■ **The problem**:
Print the full listing exactly.

Figure dataset records:
==============================

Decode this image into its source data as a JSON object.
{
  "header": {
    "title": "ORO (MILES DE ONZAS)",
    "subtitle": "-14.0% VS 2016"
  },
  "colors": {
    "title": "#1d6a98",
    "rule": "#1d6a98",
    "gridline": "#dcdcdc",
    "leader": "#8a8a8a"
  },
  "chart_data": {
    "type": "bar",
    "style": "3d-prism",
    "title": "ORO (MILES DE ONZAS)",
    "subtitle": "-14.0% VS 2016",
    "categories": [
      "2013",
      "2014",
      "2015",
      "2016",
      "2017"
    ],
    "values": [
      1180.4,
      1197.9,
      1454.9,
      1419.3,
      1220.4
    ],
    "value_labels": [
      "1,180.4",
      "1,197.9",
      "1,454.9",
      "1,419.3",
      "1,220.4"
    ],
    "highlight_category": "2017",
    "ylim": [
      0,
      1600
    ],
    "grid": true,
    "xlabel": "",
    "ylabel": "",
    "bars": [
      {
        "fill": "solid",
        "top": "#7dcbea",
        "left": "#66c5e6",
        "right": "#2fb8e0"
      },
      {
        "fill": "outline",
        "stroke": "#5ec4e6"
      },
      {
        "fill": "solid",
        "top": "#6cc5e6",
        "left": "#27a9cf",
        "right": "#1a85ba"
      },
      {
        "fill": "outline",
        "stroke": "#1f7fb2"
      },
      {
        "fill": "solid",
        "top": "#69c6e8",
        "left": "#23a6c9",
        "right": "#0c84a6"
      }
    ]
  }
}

==============================

■ **Output of the task**:
Decode this image into its source data as a JSON object.
{
  "header": {
    "title": "ORO (MILES DE ONZAS)",
    "subtitle": "-14.0% VS 2016"
  },
  "colors": {
    "title": "#1d6a98",
    "rule": "#1d6a98",
    "gridline": "#dcdcdc",
    "leader": "#8a8a8a"
  },
  "chart_data": {
    "type": "bar",
    "style": "3d-prism",
    "title": "ORO (MILES DE ONZAS)",
    "subtitle": "-14.0% VS 2016",
    "categories": [
      "2013",
      "2014",
      "2015",
      "2016",
      "2017"
    ],
    "values": [
      1180.4,
      1197.9,
      1454.9,
      1419.3,
      1220.4
    ],
    "value_labels": [
      "1,180.4",
      "1,197.9",
      "1,454.9",
      "1,419.3",
      "1,220.4"
    ],
    "highlight_category": "2017",
    "ylim": [
      0,
      1600
    ],
    "grid": true,
    "xlabel": "",
    "ylabel": "",
    "bars": [
      {
        "fill": "solid",
        "top": "#7dcbea",
        "left": "#66c5e6",
        "right": "#2fb8e0"
      },
      {
        "fill": "outline",
        "stroke": "#5ec4e6"
      },
      {
        "fill": "solid",
        "top": "#6cc5e6",
        "left": "#27a9cf",
        "right": "#1a85ba"
      },
      {
        "fill": "outline",
        "stroke": "#1f7fb2"
      },
      {
        "fill": "solid",
        "top": "#69c6e8",
        "left": "#23a6c9",
        "right": "#0c84a6"
      }
    ]
  }
}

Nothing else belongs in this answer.